▶ [WHAT YOU HAVE TO DO]: Where a line in the listing below contains the word "onlinesbi", copy that line.
· · · ·
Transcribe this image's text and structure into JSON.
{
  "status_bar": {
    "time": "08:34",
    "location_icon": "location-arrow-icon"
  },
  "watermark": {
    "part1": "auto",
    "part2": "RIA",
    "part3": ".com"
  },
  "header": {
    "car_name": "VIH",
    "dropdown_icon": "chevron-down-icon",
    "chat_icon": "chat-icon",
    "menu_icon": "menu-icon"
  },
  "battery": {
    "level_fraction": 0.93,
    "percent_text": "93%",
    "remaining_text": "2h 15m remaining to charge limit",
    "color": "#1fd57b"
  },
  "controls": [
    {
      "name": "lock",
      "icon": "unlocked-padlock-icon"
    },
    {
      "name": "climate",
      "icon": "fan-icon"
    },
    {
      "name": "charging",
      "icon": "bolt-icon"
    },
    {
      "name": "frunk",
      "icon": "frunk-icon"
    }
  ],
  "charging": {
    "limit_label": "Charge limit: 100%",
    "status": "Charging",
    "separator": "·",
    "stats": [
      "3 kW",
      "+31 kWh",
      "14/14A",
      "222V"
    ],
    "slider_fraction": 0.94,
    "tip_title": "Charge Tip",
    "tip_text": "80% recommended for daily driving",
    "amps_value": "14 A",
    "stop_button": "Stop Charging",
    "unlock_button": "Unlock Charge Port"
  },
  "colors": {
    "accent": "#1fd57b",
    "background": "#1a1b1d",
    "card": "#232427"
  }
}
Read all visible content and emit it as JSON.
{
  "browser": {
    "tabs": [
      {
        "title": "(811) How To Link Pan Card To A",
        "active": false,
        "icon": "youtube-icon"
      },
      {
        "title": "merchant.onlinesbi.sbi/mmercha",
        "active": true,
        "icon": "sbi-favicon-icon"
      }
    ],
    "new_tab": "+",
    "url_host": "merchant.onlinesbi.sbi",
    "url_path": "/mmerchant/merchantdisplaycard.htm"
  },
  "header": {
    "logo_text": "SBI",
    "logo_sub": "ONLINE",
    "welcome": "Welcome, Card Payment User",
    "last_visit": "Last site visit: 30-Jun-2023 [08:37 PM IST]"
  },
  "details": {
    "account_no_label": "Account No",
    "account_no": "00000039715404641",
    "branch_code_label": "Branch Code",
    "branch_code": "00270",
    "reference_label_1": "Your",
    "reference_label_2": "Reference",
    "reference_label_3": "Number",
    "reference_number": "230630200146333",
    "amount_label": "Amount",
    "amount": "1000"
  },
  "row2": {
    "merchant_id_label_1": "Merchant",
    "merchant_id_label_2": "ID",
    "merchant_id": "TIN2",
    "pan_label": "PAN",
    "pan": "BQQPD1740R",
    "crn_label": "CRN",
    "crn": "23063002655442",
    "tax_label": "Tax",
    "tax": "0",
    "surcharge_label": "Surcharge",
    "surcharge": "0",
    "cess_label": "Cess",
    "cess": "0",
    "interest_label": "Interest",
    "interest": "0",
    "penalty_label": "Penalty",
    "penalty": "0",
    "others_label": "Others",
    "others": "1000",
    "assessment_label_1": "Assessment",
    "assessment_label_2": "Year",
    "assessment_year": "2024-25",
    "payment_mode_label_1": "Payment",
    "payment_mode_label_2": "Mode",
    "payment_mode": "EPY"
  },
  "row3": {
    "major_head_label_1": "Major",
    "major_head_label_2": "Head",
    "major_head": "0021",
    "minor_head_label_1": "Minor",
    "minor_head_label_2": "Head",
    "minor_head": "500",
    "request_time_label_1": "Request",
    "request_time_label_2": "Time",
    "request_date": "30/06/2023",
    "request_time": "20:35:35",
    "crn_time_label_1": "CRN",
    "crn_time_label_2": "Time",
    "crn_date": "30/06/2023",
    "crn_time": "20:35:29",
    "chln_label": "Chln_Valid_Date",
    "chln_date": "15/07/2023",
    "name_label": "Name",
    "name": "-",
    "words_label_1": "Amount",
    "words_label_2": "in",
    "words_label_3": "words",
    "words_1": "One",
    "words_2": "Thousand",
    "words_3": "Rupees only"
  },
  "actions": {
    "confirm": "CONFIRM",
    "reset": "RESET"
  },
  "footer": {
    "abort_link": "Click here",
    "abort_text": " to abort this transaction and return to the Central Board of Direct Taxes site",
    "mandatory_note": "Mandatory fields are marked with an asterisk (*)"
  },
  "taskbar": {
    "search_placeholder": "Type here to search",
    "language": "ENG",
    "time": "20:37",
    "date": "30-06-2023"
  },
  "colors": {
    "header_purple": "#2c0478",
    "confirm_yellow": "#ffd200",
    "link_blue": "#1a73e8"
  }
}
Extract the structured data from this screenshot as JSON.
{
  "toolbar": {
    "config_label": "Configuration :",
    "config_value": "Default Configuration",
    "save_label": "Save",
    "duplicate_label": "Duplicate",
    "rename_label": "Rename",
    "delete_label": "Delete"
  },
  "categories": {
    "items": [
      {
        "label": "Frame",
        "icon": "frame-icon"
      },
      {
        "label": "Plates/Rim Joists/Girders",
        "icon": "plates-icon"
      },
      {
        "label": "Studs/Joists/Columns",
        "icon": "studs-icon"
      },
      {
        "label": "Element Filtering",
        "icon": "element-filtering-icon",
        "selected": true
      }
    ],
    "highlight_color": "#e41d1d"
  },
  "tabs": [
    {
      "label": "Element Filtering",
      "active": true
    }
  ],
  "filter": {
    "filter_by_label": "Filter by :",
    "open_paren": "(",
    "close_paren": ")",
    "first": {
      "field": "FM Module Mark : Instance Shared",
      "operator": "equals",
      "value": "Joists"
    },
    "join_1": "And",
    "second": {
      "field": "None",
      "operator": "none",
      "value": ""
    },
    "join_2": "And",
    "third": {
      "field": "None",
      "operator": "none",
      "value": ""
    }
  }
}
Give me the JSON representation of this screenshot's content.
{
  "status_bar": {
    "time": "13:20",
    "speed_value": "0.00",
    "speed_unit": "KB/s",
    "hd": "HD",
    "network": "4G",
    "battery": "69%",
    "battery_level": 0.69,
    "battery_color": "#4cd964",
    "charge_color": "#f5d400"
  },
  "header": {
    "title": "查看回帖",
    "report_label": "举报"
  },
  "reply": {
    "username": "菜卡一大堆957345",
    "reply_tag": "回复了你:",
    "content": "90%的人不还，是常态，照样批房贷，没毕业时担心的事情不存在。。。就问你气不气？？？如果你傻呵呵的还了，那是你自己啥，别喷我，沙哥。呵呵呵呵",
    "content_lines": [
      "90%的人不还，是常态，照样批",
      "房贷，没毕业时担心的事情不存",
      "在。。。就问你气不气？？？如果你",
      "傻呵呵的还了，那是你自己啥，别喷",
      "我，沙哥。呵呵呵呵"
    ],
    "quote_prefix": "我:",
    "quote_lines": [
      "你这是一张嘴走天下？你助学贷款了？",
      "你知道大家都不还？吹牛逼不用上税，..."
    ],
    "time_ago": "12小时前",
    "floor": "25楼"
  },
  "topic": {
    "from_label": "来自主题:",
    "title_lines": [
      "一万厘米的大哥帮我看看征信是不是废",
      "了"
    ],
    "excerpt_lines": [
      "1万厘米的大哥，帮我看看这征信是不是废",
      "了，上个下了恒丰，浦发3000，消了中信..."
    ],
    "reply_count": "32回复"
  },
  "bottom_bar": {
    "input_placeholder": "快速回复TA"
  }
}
· · · ·
▶ [SOLUTION TO THIS TASK]:
        "title": "merchant.onlinesbi.sbi/mmercha",
    "url_host": "merchant.onlinesbi.sbi",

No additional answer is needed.